## START Provided records

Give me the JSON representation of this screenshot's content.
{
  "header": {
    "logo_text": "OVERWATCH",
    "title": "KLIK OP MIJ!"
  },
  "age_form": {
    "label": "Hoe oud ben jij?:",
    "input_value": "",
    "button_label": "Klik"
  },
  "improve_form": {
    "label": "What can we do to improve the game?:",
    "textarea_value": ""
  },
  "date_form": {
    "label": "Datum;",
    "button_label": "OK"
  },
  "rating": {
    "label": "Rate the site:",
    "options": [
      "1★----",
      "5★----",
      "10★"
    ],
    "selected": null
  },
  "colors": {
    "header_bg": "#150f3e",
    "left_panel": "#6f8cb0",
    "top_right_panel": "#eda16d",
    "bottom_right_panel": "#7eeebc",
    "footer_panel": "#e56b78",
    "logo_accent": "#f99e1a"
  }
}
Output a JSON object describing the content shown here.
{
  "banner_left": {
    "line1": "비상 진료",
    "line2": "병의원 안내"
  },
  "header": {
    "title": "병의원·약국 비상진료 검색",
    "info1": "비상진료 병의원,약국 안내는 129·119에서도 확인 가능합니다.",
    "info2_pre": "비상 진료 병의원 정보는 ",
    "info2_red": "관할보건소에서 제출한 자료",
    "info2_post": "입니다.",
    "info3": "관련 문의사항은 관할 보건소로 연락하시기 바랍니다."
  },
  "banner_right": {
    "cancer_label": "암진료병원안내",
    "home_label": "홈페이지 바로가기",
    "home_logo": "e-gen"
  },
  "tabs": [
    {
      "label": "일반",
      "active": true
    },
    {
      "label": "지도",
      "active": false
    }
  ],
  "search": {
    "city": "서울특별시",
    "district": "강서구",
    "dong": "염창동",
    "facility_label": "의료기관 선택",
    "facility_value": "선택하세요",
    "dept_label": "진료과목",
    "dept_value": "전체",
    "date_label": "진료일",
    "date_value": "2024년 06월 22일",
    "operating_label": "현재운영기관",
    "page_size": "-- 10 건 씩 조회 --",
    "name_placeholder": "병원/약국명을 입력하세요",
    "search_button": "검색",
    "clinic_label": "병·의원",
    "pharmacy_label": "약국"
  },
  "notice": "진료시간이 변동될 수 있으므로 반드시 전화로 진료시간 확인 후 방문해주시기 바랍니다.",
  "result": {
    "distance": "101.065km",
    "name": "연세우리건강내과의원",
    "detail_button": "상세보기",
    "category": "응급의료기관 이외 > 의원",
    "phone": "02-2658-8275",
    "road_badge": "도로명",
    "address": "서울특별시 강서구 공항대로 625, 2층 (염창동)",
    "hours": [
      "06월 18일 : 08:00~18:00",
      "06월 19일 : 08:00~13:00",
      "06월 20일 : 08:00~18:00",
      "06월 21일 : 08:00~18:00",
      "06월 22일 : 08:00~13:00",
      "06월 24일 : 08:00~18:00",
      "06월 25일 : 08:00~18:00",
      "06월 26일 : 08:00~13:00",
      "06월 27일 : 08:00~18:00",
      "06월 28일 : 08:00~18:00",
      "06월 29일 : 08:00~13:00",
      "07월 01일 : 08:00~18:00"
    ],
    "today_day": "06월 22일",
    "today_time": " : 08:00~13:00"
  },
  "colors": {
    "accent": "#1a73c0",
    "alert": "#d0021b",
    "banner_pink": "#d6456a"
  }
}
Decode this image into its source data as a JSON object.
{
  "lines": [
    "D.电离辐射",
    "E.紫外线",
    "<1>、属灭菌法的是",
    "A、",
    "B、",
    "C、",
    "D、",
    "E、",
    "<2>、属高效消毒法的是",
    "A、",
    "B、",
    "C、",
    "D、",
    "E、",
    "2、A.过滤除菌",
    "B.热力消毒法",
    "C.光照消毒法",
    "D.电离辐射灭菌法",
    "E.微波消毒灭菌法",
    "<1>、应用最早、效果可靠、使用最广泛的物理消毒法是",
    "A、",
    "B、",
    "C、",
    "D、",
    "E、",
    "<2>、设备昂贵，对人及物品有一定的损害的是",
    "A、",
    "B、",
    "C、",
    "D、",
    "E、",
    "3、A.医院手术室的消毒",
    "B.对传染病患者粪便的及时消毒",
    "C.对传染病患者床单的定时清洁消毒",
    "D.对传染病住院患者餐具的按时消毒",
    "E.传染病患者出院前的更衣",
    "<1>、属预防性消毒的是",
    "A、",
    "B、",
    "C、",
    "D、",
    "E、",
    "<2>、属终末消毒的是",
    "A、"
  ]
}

## END Provided records

Instructions to follow: Write out again, unchanged, every line from the line containing "Decode this image" to the final line of the material above.

Response to this task:
Decode this image into its source data as a JSON object.
{
  "lines": [
    "D.电离辐射",
    "E.紫外线",
    "<1>、属灭菌法的是",
    "A、",
    "B、",
    "C、",
    "D、",
    "E、",
    "<2>、属高效消毒法的是",
    "A、",
    "B、",
    "C、",
    "D、",
    "E、",
    "2、A.过滤除菌",
    "B.热力消毒法",
    "C.光照消毒法",
    "D.电离辐射灭菌法",
    "E.微波消毒灭菌法",
    "<1>、应用最早、效果可靠、使用最广泛的物理消毒法是",
    "A、",
    "B、",
    "C、",
    "D、",
    "E、",
    "<2>、设备昂贵，对人及物品有一定的损害的是",
    "A、",
    "B、",
    "C、",
    "D、",
    "E、",
    "3、A.医院手术室的消毒",
    "B.对传染病患者粪便的及时消毒",
    "C.对传染病患者床单的定时清洁消毒",
    "D.对传染病住院患者餐具的按时消毒",
    "E.传染病患者出院前的更衣",
    "<1>、属预防性消毒的是",
    "A、",
    "B、",
    "C、",
    "D、",
    "E、",
    "<2>、属终末消毒的是",
    "A、"
  ]
}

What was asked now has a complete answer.